Figure record listings:
________

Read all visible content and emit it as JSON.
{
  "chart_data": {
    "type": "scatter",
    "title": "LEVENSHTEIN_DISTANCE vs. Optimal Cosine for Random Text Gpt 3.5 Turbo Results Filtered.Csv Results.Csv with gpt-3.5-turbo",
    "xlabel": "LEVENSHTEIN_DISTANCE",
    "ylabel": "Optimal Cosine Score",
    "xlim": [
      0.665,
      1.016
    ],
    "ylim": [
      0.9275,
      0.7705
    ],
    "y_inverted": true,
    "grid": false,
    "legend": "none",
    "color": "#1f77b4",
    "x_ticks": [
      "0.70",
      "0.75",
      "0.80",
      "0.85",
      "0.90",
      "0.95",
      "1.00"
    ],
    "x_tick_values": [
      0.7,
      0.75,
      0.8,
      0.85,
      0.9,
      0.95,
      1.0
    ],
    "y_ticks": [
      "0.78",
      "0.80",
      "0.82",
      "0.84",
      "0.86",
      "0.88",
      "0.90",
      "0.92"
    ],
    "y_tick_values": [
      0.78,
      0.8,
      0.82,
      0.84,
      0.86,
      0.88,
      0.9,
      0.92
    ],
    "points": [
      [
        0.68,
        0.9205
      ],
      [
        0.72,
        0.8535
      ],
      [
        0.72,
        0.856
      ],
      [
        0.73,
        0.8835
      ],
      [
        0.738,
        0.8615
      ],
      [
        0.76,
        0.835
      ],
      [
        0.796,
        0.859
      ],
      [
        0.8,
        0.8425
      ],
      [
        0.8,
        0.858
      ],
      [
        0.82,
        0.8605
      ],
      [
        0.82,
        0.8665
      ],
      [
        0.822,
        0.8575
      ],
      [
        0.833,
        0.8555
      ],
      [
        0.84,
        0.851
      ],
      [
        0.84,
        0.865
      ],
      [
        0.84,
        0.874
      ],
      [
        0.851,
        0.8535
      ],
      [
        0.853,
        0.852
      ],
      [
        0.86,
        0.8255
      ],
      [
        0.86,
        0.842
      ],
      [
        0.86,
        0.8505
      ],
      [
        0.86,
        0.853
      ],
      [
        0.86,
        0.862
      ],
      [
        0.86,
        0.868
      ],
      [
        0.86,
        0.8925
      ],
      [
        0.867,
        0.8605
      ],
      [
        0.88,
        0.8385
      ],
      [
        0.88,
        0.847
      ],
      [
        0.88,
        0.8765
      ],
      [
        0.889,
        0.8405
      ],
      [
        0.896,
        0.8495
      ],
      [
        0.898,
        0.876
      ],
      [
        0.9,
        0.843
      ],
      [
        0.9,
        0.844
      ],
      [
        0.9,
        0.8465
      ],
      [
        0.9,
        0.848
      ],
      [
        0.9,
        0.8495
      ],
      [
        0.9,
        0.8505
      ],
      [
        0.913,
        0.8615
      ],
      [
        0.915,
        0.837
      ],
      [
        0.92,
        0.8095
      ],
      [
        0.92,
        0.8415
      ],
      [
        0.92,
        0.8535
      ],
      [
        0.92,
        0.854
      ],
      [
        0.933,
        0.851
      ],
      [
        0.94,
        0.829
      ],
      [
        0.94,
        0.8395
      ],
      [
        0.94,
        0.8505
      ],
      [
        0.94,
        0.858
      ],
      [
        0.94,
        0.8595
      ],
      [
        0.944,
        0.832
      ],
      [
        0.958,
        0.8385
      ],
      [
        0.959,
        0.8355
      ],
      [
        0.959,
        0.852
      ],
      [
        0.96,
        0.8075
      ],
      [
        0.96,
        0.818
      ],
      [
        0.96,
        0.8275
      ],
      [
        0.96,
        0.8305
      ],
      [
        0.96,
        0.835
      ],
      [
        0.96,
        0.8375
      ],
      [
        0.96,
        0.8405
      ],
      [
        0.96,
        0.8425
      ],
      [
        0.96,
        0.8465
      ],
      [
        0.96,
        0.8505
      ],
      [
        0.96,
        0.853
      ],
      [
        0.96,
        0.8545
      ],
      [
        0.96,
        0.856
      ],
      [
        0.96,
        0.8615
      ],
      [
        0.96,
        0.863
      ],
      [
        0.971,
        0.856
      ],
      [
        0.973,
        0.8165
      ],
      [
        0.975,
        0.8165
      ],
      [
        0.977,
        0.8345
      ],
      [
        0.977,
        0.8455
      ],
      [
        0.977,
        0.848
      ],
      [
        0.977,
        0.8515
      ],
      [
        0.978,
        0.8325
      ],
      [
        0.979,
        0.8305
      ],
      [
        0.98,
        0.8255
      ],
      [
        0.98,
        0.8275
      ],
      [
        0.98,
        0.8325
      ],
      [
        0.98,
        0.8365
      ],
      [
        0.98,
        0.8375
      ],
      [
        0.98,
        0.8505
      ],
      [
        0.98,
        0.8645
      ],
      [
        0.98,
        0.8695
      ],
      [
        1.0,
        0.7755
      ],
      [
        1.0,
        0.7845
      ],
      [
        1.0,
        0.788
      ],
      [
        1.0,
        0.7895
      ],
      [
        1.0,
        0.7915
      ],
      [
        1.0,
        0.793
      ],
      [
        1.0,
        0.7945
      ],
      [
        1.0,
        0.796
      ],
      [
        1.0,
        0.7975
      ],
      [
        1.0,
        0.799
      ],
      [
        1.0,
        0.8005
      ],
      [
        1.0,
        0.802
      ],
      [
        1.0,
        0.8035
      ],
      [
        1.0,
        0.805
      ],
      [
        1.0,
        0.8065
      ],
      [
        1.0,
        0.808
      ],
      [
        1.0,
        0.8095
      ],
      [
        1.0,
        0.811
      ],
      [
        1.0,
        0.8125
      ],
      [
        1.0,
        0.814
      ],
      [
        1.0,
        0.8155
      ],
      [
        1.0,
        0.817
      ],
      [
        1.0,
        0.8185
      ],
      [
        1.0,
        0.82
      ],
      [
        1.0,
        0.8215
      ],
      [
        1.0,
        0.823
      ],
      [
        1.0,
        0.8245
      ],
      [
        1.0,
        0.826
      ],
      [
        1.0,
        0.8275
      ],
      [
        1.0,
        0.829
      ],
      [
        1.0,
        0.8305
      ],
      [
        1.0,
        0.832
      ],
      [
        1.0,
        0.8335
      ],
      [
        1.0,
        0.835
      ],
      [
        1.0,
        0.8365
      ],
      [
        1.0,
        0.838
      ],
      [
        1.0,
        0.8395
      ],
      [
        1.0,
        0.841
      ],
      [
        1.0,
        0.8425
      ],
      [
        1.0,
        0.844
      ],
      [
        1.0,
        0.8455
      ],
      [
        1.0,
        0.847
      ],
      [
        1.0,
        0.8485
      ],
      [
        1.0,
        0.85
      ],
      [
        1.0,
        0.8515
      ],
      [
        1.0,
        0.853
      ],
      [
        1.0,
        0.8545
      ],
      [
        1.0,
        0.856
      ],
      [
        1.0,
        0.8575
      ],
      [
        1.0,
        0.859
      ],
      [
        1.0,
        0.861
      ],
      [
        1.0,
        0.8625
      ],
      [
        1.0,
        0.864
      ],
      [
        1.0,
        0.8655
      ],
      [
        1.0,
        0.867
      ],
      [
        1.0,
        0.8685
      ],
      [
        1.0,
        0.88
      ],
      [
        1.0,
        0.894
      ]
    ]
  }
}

________

Tally up how many lines in the preceding listing contain the word "Cosine". Give nothing but the number.

2